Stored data
--

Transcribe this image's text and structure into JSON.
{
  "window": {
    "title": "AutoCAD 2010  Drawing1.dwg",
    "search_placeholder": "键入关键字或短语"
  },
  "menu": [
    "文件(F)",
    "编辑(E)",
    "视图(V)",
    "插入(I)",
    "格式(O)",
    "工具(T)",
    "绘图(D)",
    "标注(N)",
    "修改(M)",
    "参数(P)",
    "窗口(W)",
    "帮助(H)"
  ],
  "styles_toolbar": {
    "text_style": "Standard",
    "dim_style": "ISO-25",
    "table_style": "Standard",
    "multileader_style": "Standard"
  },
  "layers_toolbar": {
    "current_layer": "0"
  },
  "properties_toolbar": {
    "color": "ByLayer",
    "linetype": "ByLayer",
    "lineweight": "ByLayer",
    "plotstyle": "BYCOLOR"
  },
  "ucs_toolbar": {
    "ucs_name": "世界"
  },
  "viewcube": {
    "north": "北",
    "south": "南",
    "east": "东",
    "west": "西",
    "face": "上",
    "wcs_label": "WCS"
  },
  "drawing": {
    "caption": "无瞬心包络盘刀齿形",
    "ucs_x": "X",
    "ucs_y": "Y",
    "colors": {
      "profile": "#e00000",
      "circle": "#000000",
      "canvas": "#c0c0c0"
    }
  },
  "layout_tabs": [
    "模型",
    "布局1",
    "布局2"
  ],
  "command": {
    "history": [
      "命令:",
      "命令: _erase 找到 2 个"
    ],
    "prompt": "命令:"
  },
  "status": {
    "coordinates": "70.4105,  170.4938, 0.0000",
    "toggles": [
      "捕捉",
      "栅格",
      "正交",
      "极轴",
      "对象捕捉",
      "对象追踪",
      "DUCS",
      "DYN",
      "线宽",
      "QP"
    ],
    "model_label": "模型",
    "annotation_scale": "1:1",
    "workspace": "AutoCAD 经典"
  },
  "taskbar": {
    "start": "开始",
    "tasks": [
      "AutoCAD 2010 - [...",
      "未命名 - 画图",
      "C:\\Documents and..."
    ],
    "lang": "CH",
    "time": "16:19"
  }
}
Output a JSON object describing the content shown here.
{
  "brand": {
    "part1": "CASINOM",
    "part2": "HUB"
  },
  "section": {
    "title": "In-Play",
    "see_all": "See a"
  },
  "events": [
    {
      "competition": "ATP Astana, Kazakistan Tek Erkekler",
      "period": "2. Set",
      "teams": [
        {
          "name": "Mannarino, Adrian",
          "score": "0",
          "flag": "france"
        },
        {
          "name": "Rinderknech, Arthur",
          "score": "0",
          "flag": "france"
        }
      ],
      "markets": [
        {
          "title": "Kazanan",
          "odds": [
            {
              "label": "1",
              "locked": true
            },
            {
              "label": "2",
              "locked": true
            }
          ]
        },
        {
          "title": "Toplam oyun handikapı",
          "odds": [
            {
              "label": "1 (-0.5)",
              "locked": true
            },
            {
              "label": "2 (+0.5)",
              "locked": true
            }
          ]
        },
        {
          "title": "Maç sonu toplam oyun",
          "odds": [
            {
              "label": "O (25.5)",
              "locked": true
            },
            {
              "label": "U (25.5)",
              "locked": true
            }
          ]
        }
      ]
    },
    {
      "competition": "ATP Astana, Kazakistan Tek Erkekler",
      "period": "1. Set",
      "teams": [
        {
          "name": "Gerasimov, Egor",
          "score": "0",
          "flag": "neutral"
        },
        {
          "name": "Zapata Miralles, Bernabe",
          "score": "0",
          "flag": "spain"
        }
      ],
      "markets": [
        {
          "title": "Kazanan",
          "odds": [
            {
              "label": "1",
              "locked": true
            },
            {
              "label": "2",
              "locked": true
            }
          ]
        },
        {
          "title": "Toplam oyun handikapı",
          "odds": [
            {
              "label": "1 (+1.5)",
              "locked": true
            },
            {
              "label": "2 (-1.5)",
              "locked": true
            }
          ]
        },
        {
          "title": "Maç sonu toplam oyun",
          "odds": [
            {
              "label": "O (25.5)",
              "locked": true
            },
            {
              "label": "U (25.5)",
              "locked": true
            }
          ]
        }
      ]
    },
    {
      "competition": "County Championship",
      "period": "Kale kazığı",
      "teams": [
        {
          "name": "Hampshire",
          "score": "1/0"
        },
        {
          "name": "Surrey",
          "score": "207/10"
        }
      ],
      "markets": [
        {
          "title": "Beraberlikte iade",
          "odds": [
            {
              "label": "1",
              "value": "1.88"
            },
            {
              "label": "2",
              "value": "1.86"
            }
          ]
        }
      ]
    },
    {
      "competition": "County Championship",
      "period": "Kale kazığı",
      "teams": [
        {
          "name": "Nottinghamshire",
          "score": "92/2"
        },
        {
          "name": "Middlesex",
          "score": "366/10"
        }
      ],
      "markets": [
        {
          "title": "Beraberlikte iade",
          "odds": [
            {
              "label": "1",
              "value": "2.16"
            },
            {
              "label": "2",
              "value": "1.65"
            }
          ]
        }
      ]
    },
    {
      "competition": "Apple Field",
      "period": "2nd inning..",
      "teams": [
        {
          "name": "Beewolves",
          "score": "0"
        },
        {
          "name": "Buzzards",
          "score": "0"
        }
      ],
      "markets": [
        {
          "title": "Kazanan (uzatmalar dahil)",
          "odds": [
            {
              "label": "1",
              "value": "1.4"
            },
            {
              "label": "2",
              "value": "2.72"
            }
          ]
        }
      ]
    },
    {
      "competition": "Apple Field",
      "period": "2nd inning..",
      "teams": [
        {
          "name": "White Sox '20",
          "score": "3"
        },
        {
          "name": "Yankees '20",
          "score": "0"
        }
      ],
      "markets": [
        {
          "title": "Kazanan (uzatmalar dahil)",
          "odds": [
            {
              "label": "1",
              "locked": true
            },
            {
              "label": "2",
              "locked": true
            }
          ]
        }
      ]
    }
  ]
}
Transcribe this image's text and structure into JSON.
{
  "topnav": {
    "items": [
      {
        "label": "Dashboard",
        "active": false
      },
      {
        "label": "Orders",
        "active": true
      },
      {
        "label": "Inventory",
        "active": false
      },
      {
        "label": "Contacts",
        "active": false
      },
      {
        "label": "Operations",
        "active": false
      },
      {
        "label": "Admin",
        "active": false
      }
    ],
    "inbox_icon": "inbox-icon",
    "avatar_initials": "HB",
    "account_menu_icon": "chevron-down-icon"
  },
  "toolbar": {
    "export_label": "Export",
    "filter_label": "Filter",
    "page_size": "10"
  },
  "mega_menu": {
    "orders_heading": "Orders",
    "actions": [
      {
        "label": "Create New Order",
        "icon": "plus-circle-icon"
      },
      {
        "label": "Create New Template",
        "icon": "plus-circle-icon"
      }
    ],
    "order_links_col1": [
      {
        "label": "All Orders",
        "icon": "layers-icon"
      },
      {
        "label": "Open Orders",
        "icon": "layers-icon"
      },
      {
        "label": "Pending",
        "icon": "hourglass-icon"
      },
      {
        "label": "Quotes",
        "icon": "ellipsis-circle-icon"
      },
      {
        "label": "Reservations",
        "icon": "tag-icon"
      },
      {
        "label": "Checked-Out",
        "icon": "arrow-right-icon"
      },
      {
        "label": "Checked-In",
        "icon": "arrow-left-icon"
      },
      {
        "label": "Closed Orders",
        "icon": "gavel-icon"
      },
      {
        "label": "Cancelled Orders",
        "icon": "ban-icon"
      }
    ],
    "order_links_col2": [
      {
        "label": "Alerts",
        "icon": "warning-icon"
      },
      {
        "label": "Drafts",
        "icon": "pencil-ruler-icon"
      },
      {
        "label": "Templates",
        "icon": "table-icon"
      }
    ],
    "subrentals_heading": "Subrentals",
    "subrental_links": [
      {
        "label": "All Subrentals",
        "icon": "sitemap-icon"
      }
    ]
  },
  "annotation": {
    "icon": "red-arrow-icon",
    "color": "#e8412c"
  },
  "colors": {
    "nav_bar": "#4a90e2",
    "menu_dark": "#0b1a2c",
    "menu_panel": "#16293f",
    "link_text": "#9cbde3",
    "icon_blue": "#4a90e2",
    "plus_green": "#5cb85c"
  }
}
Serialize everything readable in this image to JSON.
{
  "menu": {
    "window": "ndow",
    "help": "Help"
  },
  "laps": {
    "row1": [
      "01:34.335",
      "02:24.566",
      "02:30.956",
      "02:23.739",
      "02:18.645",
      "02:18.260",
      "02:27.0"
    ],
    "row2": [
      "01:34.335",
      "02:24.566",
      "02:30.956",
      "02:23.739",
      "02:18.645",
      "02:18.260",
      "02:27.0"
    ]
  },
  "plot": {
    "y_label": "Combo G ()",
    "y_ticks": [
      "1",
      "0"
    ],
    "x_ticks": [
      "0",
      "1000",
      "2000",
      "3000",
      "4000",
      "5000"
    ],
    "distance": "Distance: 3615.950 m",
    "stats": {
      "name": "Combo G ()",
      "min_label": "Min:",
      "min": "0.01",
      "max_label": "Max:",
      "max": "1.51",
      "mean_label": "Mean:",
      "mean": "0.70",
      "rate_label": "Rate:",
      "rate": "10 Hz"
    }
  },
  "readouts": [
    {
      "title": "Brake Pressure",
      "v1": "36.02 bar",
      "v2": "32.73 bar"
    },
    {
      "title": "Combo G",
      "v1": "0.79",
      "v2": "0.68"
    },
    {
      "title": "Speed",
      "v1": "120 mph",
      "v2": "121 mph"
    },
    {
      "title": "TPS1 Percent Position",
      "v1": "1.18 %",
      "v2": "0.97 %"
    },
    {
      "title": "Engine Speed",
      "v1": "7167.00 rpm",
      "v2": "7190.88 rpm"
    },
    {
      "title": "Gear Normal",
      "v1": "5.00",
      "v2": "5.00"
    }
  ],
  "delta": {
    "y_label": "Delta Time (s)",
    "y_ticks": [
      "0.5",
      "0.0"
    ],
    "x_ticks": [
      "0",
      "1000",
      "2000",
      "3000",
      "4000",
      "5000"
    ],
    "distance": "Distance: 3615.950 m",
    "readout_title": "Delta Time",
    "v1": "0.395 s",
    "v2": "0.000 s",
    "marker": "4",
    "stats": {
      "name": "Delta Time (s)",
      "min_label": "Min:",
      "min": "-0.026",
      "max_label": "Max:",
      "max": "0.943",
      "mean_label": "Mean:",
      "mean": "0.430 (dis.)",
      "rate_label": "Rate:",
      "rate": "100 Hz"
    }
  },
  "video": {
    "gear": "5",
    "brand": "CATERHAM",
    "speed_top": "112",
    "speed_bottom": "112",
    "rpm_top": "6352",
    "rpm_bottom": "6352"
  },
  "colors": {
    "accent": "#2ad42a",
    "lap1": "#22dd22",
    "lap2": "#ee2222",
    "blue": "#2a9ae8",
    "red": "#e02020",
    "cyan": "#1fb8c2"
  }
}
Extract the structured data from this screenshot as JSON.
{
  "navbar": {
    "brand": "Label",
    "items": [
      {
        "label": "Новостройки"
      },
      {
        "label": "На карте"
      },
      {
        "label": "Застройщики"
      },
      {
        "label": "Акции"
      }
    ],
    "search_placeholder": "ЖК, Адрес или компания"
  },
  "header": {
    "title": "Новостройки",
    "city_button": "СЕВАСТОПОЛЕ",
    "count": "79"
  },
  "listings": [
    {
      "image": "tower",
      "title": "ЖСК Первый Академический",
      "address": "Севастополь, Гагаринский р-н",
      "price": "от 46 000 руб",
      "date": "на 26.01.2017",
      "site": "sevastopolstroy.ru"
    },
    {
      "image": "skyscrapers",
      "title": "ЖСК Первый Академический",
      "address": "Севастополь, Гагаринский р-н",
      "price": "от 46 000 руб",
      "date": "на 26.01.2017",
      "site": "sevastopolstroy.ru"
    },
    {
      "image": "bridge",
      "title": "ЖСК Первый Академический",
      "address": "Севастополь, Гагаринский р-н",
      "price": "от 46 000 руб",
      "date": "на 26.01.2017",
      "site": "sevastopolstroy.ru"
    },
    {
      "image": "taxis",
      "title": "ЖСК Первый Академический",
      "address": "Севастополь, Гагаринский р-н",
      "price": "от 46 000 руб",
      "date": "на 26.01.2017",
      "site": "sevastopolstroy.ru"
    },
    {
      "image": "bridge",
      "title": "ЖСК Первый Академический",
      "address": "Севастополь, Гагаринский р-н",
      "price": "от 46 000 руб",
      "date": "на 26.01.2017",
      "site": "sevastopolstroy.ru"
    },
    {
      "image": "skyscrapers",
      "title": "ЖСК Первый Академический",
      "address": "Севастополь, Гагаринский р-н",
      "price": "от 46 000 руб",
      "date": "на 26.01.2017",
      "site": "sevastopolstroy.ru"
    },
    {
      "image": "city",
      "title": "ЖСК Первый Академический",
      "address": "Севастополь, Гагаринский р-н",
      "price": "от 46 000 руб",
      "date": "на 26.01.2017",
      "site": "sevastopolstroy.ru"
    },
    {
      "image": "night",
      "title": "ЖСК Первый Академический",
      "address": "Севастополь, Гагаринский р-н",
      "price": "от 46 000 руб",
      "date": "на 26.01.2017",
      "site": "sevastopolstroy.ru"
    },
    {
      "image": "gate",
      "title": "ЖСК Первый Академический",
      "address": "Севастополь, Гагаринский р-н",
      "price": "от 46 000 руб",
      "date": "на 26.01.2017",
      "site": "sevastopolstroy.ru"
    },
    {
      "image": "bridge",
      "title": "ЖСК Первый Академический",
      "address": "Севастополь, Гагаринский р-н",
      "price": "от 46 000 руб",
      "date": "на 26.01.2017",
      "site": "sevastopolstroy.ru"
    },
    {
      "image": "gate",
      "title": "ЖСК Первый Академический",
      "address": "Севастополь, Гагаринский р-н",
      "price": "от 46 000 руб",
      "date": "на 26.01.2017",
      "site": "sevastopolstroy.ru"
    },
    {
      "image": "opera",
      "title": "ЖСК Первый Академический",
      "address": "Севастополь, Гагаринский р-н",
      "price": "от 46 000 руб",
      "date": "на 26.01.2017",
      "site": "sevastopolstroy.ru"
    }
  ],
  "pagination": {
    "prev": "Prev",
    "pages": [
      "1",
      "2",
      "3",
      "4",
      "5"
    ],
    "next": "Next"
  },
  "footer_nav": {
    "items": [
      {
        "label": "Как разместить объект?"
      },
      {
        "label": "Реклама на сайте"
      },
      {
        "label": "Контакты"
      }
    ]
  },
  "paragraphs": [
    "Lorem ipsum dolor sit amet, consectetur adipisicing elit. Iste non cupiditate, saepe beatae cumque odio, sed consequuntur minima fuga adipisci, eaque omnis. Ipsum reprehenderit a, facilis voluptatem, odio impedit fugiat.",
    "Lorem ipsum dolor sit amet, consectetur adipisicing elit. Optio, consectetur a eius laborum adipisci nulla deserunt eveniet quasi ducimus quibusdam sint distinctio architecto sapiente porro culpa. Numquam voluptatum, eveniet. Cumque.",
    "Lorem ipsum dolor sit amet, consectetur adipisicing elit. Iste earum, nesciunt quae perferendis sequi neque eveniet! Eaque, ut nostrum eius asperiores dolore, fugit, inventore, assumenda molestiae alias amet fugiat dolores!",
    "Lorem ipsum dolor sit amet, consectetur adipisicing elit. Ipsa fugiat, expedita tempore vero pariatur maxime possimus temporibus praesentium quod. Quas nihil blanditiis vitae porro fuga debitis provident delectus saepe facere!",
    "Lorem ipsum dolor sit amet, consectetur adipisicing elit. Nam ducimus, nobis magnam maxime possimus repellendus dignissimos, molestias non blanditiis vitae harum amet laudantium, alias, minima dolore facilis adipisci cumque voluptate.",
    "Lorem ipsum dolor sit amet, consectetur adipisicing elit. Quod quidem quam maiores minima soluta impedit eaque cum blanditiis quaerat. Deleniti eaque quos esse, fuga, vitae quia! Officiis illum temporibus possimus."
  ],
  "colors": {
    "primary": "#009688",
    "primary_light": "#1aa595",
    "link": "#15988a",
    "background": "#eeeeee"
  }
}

--

From the data above, copy out every line with the string "eius" in it.

## Response to this exercise
    "Lorem ipsum dolor sit amet, consectetur adipisicing elit. Optio, consectetur a eius laborum adipisci nulla deserunt eveniet quasi ducimus quibusdam sint distinctio architecto sapiente porro culpa. Numquam voluptatum, eveniet. Cumque.",
    "Lorem ipsum dolor sit amet, consectetur adipisicing elit. Iste earum, nesciunt quae perferendis sequi neque eveniet! Eaque, ut nostrum eius asperiores dolore, fugit, inventore, assumenda molestiae alias amet fugiat dolores!",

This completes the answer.